### [PROVIDED DATA]
........
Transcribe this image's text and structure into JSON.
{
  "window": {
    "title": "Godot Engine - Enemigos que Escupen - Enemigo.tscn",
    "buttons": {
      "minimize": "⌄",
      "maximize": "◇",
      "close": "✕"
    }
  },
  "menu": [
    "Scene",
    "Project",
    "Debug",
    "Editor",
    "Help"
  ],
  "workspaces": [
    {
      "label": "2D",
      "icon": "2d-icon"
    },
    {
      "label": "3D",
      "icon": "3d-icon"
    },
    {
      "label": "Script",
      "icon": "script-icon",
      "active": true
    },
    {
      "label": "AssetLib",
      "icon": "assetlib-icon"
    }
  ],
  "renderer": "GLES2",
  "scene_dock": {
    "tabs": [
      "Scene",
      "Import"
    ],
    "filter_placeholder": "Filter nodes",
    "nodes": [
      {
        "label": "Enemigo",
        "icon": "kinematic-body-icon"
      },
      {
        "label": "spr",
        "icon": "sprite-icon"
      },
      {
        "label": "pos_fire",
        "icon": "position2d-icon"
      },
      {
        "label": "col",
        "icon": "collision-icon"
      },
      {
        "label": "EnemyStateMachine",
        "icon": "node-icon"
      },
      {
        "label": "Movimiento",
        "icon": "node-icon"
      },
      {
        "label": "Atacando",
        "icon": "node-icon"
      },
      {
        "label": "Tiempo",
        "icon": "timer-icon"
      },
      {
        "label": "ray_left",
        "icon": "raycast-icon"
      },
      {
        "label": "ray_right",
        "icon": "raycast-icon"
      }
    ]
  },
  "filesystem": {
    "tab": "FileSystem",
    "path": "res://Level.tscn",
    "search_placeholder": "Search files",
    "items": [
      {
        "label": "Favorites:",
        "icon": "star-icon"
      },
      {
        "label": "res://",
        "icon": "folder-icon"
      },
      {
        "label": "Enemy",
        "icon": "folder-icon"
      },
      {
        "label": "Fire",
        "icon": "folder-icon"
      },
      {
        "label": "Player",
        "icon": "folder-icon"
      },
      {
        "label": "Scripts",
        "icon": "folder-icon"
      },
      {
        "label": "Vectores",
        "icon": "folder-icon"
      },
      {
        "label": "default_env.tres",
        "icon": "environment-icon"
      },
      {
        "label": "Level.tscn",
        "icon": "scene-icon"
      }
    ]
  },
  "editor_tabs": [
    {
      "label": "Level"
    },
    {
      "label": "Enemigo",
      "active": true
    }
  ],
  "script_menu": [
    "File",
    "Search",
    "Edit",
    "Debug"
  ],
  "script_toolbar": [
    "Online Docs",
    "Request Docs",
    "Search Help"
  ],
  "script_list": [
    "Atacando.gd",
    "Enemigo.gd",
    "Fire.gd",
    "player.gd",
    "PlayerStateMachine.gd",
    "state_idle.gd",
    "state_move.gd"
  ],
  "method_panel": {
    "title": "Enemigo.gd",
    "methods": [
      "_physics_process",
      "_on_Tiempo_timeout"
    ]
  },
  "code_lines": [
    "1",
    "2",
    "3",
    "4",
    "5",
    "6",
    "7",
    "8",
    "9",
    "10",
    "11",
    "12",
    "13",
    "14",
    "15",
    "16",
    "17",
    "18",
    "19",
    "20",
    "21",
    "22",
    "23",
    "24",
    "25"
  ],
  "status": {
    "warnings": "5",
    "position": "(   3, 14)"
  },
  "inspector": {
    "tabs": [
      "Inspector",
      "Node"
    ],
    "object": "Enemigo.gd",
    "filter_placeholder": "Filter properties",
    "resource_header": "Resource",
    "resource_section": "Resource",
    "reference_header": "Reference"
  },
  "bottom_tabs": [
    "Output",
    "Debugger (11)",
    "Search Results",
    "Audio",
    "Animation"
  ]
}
........
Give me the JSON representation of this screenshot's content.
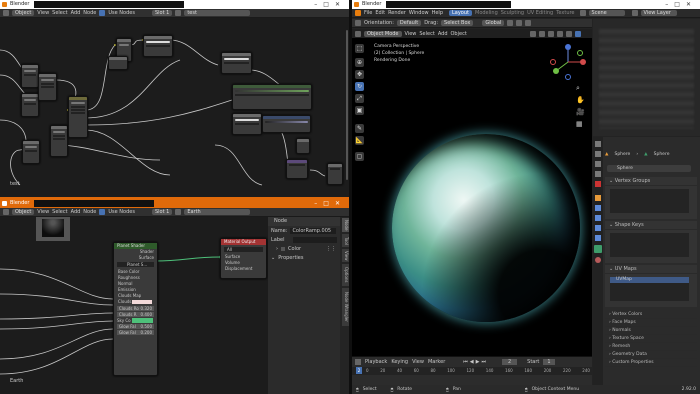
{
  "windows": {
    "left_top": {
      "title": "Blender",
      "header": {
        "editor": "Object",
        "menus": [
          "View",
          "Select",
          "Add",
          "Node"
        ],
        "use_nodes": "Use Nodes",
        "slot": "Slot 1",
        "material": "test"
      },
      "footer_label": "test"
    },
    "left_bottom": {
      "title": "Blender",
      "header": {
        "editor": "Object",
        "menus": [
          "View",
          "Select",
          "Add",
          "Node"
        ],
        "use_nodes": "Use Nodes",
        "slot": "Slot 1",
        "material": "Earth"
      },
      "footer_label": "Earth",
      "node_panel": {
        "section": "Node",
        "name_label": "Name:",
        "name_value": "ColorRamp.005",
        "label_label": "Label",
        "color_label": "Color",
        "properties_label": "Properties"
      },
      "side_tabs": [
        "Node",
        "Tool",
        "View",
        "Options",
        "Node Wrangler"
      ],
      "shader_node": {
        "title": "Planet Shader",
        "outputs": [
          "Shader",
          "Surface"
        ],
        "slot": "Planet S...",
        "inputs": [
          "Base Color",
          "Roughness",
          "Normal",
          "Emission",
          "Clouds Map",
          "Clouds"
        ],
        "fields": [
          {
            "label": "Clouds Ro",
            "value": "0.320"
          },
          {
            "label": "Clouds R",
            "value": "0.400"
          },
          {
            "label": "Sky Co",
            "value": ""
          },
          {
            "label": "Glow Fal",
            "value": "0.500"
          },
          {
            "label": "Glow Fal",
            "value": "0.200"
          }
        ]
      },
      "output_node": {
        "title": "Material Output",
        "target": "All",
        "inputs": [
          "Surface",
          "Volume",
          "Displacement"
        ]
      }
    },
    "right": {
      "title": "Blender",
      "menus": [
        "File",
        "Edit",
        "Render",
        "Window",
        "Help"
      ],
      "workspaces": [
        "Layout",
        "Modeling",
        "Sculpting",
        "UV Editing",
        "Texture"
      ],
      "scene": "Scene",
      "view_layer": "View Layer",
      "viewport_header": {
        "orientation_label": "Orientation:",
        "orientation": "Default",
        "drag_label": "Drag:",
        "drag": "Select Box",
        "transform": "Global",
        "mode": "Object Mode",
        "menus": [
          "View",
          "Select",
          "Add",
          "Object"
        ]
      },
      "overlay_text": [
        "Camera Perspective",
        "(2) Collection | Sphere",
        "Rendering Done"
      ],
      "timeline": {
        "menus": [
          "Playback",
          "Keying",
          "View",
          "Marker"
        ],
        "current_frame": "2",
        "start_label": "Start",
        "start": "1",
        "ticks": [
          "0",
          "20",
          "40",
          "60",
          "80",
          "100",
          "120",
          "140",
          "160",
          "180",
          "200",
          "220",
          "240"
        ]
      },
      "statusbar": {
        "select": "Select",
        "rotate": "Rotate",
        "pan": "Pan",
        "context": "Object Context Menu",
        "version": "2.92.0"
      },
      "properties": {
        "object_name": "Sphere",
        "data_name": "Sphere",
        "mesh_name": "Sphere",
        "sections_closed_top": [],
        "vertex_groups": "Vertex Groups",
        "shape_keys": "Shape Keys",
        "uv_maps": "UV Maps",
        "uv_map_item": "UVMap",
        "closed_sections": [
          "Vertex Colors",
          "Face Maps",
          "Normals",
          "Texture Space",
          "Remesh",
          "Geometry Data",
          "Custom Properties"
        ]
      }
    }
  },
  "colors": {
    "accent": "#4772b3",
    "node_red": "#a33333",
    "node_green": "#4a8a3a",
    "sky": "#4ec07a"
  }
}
........
### [TASK STATEMENT]
Go through the material and select each line with the string "Sphere" in it.

### [COMPLETED TASK]
        "(2) Collection | Sphere",
        "object_name": "Sphere",
        "data_name": "Sphere",
        "mesh_name": "Sphere",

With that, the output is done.